= Texte extrait =
□ □ □
Contrat de Plan Etat Région – intervention de Pascal Houbron

Conseil métropolitain du 15 décembre 2015

Monsieur le Président,

Comme nous le savons tous, le Conseil régional de Normandie a changé de couleur politique depuis dimanche.

Votre attitude nous montre que vous craignez une posture négative de la nouvelle majorité vis à vis de notre Métropole.

Mon intervention a pour but de vous rassurer sur les intentions de la nouvelle Région quant au projet métropolitain financé par la Région, au travers du CPER aujourd’hui présenté.

Le premier point que je veux affirmer, c’est le principe de continuité démocratique.

Tout ce qui a été adopté par l’ancienne majorité de gauche n’est pas à rejeter, et nous considérons qu’il faut respecter cet engagement contractuel, même si la nouvelle collectivité pourra souhaiter un avenant ou des modifications pour tenir compte de ses propres engagements pris dans le cadre de son projet accepté par les Normands.

On peut préciser que notre méthode nouvelle de travail consistera à partir des projets de territoires, et que la Région sera accompagnatrice, et non l’inverse comme cela était le cas jusqu’alors : la Région fixait ses critères et les collectivités « demanderesses » devaient s’y soumettre, même si cela ne correspondait pas aux aspirations des élus locaux.

C’est d’ailleurs une des raisons qui expliquent aussi pourquoi les territoires ne « tiraient » pas tous les crédits mis à leur disposition par la Région… car trop éloignés des préoccupations des territoires ruraux en grande partie.

Notre groupe propose que nous adoptions ce rapport, en acceptant la discussion lorsque le nouvel exécutif sera mis en place.

Nous ne pouvons – en effet – nous permettre d’attendre quand on appréhende le contexte économique actuel dégradé.

J’en profite pour vous confirmer que les objectifs de la nouvelle majorité régionale sont la recherche d’équité de traitement des territoires ; du respect des élus locaux dans l’élaboration de leur projet de territoire ; et d’un conventionnement revu au fil du temps avec les collectivités.

Nous ne devons pas avoir peur de la région, mais au contraire avoir la volonté de travailler avec elle dans l’intérêt général, comme avec le département également.

Les nouveaux élus régionaux ont bien conscience que la Normandie ne sera plus forte que si elle possède une Métropole ouverte sur le reste du territoire, attractive et dynamique.

Nous ne voulons pas d’une Métropole résistante, fermée sur elle-même, avec des projets d’équipements et d’investissements qui ne correspondent pas aux attentes de nos habitants.

Cette nouvelle donne politique nous oblige tous à revoir notre mode de fonctionnement et pourquoi pas de gouvernance.

Nous resterons une opposition constructive et vigilante, en matière de gestion, comme dans le domaine des investissements.

Il est encore temps, Monsieur le Président, d’imaginer une Métropole où tous les acteurs de la vie économique, sociale, culturelle, sportive et politique se sentent plus impliqués et reconnus dans un projet métropolitain audacieux, tourné vers l’emploi et l’attractivité de toutes les communes qui la composent.
□ □ □
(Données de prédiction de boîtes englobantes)

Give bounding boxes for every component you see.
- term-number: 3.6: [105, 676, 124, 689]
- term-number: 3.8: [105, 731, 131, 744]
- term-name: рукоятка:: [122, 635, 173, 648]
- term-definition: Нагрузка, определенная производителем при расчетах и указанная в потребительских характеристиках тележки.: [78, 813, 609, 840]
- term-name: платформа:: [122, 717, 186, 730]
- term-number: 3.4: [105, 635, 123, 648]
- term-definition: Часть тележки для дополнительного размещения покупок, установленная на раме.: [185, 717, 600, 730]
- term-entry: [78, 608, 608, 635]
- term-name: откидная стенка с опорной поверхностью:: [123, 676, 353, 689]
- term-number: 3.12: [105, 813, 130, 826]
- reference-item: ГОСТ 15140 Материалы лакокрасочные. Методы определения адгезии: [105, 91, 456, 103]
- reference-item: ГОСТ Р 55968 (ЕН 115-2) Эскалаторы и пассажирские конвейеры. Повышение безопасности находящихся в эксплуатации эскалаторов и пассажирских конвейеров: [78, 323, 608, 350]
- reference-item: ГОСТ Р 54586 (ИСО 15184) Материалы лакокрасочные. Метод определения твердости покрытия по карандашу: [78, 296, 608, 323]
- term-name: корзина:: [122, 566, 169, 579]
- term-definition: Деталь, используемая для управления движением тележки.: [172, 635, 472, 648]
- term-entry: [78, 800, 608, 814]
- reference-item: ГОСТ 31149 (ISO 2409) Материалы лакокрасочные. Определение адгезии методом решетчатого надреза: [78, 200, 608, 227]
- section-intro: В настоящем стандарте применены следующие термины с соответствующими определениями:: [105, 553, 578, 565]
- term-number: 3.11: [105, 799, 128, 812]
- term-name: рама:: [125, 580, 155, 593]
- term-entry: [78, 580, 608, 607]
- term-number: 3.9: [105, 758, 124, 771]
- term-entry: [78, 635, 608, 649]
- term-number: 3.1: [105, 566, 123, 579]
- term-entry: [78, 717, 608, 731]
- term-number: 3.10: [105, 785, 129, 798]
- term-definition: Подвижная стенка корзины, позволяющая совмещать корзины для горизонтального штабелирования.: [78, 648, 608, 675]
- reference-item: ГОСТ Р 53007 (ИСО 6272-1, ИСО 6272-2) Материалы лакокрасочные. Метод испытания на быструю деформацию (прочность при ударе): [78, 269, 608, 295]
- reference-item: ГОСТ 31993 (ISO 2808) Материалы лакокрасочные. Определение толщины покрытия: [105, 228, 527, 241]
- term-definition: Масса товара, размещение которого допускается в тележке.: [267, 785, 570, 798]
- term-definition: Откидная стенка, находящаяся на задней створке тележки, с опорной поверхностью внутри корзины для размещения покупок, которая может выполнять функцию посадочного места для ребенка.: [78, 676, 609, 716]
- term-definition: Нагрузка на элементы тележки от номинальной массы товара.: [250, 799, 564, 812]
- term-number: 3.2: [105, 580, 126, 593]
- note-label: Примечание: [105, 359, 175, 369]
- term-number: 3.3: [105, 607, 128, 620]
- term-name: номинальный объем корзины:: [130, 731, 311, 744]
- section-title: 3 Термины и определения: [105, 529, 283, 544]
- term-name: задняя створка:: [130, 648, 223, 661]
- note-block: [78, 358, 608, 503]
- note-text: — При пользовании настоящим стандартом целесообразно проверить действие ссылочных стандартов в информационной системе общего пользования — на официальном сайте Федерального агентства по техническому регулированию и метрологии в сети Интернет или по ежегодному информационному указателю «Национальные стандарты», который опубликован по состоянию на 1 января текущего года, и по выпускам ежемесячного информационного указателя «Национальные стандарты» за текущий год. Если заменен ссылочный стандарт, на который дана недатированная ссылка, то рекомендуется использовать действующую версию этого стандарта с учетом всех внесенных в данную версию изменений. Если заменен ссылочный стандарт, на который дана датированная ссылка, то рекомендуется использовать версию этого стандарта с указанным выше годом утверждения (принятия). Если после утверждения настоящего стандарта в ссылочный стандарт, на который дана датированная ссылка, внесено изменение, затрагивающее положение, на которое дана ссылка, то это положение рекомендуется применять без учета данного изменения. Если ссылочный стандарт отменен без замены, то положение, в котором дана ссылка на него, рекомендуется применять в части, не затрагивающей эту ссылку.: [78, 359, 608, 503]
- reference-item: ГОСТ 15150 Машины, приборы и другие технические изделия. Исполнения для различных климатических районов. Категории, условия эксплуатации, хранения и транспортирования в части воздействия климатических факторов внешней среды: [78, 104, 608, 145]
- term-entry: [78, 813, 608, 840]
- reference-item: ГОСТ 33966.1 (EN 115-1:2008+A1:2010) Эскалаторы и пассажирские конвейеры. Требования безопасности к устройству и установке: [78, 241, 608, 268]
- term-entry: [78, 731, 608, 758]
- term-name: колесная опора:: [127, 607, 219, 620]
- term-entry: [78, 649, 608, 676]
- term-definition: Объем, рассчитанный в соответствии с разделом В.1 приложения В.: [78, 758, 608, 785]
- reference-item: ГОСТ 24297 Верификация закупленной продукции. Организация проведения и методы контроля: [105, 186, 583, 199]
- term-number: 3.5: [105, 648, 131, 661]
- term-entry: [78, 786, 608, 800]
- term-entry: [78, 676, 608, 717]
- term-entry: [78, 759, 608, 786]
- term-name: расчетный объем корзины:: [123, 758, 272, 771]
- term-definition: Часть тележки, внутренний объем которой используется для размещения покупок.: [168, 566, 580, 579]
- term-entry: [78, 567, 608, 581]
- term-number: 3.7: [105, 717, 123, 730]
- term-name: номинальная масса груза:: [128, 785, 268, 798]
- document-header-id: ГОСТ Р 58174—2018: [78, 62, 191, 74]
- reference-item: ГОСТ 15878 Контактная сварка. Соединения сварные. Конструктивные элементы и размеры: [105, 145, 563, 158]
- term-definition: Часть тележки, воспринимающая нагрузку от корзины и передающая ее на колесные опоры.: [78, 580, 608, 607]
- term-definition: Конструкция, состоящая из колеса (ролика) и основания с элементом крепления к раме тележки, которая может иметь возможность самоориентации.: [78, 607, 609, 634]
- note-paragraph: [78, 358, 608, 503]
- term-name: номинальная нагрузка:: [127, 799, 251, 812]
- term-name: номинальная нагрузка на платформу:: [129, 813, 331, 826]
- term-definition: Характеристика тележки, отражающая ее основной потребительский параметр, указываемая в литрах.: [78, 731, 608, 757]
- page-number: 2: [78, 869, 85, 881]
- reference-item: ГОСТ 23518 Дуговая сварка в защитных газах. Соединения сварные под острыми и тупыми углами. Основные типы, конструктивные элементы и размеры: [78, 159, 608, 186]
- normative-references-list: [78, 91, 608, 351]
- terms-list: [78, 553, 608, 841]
□ □ □
= Liste des activités =
- A) Transcrivez le passage de l'intervention qui va de « J’en profite pour » jusqu'à « de nos habitants. » inclus.
- B) Pour chaque affirmation, dites si elle concorde avec l'intervention en répondant par oui ou par non, et citez les mots de l'intervention qui tranchent : (i) le groupe de l'orateur propose de rejeter le rapport ; (ii) le Conseil régional de Normandie a changé de couleur politique depuis dimanche ; (iii) le groupe de l'orateur restera une opposition constructive et vigilante.
Les enregistrements n'ont aucun rapport avec l'intervention.

= Résultats attendus =
- A)
J’en profite pour vous confirmer que les objectifs de la nouvelle majorité régionale sont la recherche d’équité de traitement des territoires ; du respect des élus locaux dans l’élaboration de leur projet de territoire ; et d’un conventionnement revu au fil du temps avec les collectivités.

Nous ne devons pas avoir peur de la région, mais au contraire avoir la volonté de travailler avec elle dans l’intérêt général, comme avec le département également.

Les nouveaux élus régionaux ont bien conscience que la Normandie ne sera plus forte que si elle possède une Métropole ouverte sur le reste du territoire, attractive et dynamique.

Nous ne voulons pas d’une Métropole résistante, fermée sur elle-même, avec des projets d’équipements et d’investissements qui ne correspondent pas aux attentes de nos habitants.

- B)
(i) Non : « Notre groupe propose que nous adoptions ce rapport »
(ii) Oui : « le Conseil régional de Normandie a changé de couleur politique depuis dimanche »
(iii) Oui : « Nous resterons une opposition constructive et vigilante »